• **EXERCISE**: Can you print the data exactly and leave out each image?

• **Stored entries**:
──────

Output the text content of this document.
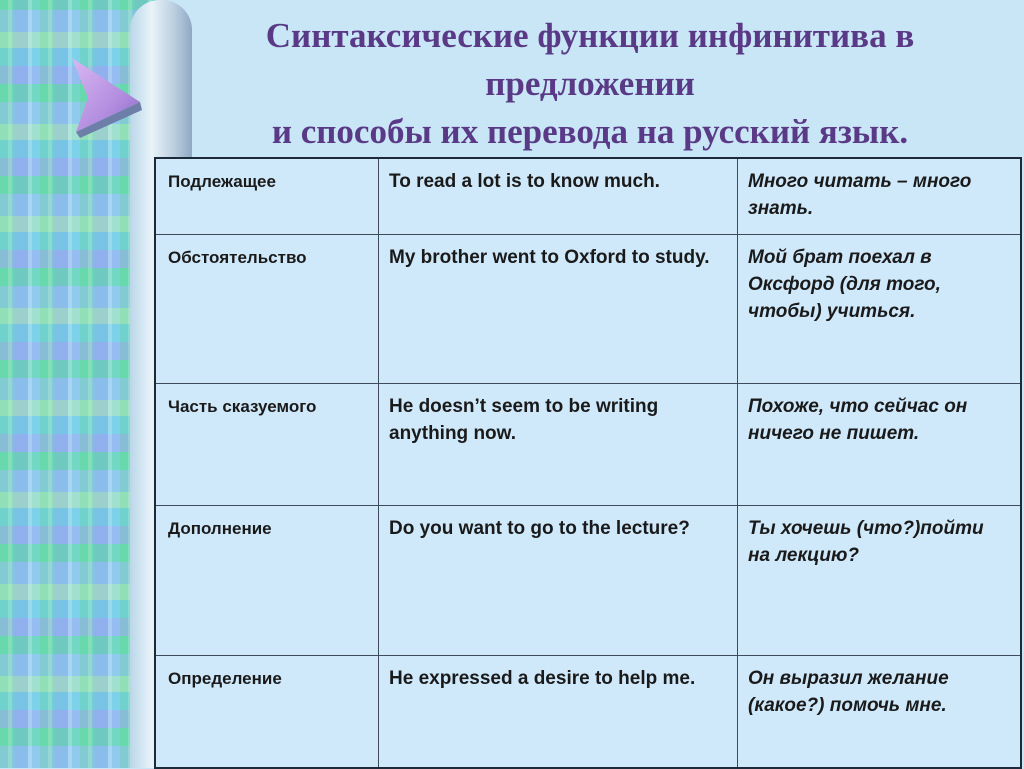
Синтаксические функции инфинитива в
предложении
и способы их перевода на русский язык.
Подлежащее	To read a lot is to know much.	Много читать – много знать.
Обстоятельство	My brother went to Oxford to study.	Мой брат поехал в Оксфорд (для того, чтобы) учиться.
Часть сказуемого	He doesn’t seem to be writing anything now.	Похоже, что сейчас он ничего не пишет.
Дополнение	Do you want to go to the lecture?	Ты хочешь (что?)пойти на лекцию?
Определение	He expressed a desire to help me.	Он выразил желание (какое?) помочь мне.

──────

• **RESULT FOR THIS TASK**:
Output the text content of this document.
Синтаксические функции инфинитива в
предложении
и способы их перевода на русский язык.
Подлежащее	To read a lot is to know much.	Много читать – много знать.
Обстоятельство	My brother went to Oxford to study.	Мой брат поехал в Оксфорд (для того, чтобы) учиться.
Часть сказуемого	He doesn’t seem to be writing anything now.	Похоже, что сейчас он ничего не пишет.
Дополнение	Do you want to go to the lecture?	Ты хочешь (что?)пойти на лекцию?
Определение	He expressed a desire to help me.	Он выразил желание (какое?) помочь мне.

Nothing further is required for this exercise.